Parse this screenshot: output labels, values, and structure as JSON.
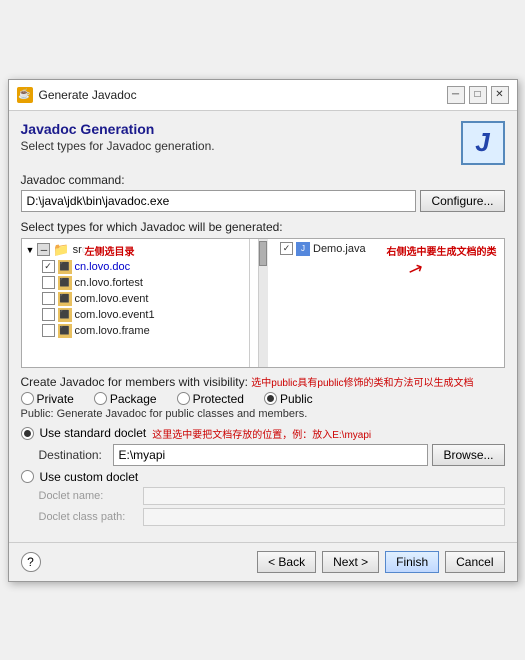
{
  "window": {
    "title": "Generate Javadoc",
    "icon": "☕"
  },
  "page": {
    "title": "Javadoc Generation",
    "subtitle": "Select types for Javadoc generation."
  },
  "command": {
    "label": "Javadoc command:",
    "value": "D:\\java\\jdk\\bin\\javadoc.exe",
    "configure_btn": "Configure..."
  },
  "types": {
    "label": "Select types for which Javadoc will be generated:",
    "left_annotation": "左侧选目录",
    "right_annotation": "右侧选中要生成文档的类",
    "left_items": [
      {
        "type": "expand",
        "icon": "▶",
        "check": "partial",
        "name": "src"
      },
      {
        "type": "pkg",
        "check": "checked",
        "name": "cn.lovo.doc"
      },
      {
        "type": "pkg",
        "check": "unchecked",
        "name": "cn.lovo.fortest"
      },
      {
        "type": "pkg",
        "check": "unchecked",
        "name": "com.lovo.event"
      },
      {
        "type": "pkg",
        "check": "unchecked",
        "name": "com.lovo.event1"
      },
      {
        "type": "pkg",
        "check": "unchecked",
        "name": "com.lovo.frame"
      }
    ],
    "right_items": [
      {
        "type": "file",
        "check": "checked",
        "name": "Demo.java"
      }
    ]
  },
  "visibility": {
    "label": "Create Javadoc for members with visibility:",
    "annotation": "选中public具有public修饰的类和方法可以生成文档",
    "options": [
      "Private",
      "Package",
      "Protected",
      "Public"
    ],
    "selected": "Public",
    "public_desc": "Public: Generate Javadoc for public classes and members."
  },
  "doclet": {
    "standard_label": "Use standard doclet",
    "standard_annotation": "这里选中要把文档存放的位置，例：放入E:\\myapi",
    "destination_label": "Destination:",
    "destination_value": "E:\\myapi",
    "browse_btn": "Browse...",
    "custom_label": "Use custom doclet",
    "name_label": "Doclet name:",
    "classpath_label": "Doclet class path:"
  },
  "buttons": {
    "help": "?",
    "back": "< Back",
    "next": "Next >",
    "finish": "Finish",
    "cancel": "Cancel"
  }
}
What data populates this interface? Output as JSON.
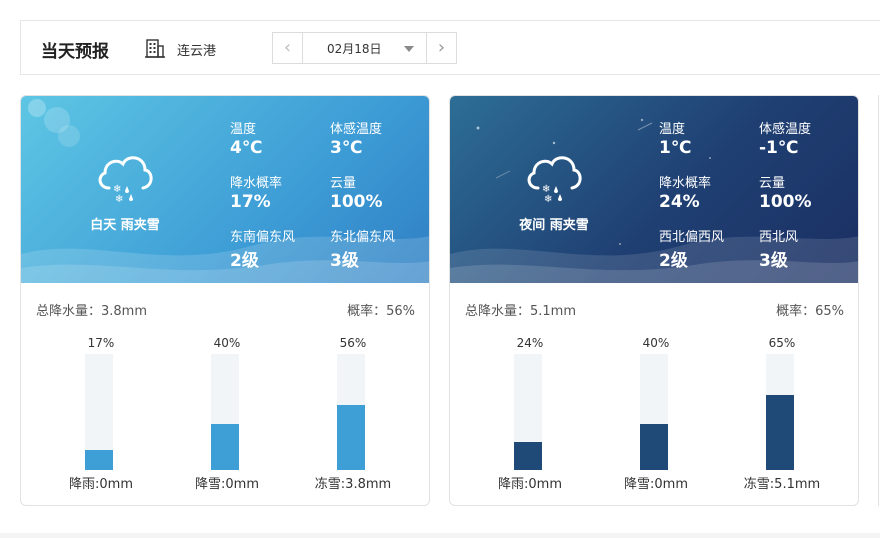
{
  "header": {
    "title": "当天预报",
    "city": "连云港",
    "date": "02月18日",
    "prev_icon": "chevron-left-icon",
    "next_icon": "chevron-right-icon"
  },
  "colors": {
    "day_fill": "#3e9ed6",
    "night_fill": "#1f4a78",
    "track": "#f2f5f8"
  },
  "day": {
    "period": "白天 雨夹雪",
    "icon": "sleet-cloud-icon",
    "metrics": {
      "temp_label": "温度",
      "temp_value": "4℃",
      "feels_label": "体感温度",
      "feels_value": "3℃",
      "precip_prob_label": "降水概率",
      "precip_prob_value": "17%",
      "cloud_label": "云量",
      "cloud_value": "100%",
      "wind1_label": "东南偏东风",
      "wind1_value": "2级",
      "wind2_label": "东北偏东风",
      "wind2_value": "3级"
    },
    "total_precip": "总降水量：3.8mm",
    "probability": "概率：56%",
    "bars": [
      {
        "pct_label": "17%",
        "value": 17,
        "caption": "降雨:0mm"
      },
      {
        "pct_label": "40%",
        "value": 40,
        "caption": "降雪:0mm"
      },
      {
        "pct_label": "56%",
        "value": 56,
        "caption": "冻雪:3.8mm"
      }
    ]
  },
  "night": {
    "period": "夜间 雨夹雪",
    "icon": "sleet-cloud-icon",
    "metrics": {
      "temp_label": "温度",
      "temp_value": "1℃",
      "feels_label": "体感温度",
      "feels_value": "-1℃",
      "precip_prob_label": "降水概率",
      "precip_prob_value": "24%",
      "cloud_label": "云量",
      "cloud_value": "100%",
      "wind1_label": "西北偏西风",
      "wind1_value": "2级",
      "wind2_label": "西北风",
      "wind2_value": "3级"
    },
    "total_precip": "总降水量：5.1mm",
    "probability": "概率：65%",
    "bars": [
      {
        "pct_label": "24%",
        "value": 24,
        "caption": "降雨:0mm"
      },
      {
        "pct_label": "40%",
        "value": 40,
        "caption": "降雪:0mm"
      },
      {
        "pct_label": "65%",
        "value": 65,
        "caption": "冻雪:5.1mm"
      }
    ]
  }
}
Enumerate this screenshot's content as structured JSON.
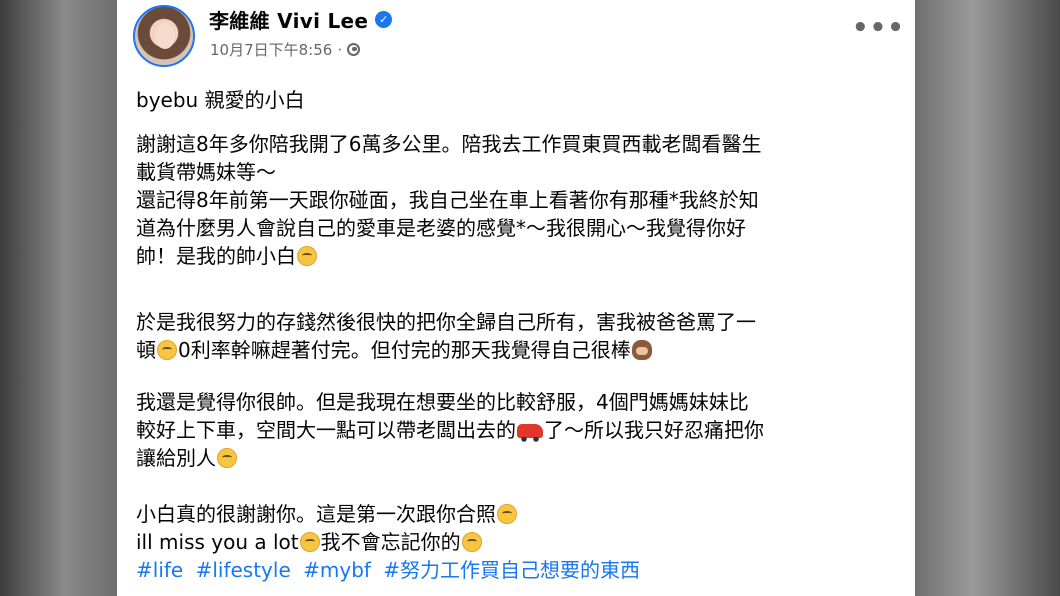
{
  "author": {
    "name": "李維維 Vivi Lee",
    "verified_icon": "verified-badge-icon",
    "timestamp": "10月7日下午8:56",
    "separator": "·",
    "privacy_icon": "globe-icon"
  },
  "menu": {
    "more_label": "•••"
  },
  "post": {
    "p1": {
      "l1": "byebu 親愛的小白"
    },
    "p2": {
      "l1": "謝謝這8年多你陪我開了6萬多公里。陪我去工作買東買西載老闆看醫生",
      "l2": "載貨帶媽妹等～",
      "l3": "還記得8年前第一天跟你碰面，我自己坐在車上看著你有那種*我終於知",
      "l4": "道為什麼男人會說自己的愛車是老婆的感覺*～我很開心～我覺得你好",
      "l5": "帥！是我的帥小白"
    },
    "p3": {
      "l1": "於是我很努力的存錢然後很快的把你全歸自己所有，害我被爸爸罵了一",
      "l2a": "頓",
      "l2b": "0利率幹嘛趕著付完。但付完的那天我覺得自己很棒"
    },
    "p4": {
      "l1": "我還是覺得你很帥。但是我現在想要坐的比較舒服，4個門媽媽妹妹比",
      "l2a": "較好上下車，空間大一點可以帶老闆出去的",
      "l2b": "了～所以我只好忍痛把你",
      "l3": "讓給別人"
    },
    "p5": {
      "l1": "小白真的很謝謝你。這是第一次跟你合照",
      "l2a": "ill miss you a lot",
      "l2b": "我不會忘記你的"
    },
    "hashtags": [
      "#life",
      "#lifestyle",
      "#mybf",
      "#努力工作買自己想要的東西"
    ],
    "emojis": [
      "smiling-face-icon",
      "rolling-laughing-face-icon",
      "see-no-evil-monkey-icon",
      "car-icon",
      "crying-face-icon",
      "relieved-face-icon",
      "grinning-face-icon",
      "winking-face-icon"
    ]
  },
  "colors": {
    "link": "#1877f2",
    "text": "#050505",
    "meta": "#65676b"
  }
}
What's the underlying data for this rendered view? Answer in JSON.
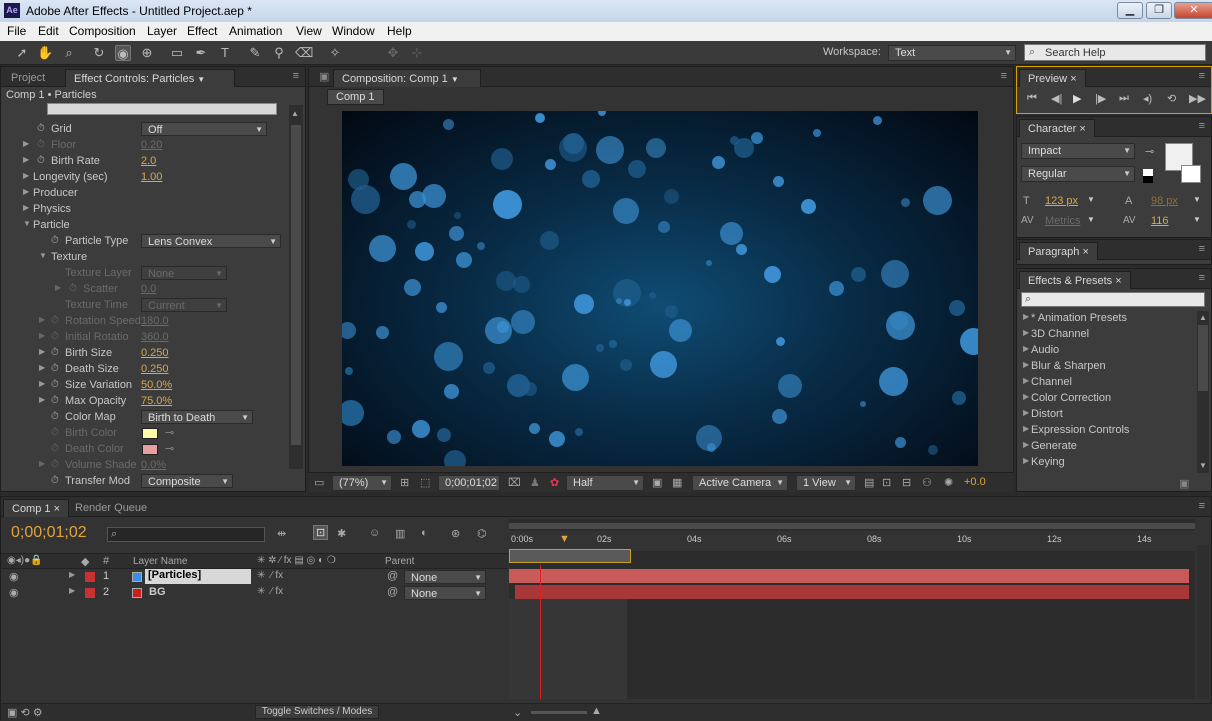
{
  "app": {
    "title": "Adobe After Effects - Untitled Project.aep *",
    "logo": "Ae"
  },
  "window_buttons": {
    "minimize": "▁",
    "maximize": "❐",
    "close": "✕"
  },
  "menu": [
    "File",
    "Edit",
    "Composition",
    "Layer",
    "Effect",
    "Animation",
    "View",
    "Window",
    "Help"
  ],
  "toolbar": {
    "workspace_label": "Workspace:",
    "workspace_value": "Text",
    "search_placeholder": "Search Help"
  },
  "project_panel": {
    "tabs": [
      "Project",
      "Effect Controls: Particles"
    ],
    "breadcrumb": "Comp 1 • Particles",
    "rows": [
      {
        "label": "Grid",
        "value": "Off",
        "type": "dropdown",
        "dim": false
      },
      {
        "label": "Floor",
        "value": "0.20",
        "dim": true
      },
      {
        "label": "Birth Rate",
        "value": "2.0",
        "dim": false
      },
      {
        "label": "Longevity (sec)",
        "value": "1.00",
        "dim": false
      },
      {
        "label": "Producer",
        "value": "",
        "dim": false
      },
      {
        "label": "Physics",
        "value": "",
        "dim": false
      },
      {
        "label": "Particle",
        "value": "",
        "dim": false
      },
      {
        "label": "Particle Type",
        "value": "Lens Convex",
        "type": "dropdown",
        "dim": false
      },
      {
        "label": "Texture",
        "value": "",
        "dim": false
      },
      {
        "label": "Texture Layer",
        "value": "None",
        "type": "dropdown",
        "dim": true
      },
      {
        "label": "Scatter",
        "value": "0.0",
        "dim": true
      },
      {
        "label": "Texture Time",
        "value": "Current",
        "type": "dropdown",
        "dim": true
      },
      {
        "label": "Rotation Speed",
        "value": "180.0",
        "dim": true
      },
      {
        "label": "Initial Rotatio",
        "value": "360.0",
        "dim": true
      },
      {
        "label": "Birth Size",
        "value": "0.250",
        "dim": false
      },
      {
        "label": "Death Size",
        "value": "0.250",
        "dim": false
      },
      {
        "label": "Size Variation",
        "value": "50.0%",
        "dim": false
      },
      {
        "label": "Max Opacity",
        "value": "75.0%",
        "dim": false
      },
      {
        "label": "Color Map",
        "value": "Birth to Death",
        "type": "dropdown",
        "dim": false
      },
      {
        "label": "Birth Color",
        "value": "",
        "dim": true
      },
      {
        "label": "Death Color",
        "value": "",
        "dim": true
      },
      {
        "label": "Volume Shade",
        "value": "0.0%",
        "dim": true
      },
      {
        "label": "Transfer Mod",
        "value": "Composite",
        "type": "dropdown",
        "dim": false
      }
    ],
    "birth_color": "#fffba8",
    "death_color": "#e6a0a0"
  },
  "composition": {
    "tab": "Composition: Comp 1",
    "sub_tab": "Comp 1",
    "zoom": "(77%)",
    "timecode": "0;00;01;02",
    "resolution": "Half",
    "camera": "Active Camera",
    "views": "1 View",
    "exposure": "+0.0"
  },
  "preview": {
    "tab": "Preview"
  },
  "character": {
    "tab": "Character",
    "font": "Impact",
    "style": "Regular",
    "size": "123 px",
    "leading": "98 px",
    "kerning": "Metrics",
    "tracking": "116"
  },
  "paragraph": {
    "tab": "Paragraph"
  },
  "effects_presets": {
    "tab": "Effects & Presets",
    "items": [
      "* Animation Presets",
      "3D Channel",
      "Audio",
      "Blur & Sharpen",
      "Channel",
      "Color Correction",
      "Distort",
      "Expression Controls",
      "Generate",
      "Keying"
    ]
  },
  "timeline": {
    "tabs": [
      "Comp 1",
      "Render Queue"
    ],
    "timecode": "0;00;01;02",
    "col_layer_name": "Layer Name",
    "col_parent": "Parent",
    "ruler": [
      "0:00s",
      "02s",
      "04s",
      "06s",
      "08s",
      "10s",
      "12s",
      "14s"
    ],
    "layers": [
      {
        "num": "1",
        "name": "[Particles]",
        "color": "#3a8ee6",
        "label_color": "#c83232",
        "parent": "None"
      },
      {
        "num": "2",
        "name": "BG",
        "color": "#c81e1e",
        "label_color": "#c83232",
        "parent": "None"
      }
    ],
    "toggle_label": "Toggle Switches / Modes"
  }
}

___

Copy each line of the listing that holds the word "JSON".

**Correct output**
Parse this screenshot: output labels, values, and structure as JSON.
What data populates this interface? Output as JSON.
Enumerate this screenshot's content as structured JSON.
What's the underlying data for this rendered view? Answer in JSON.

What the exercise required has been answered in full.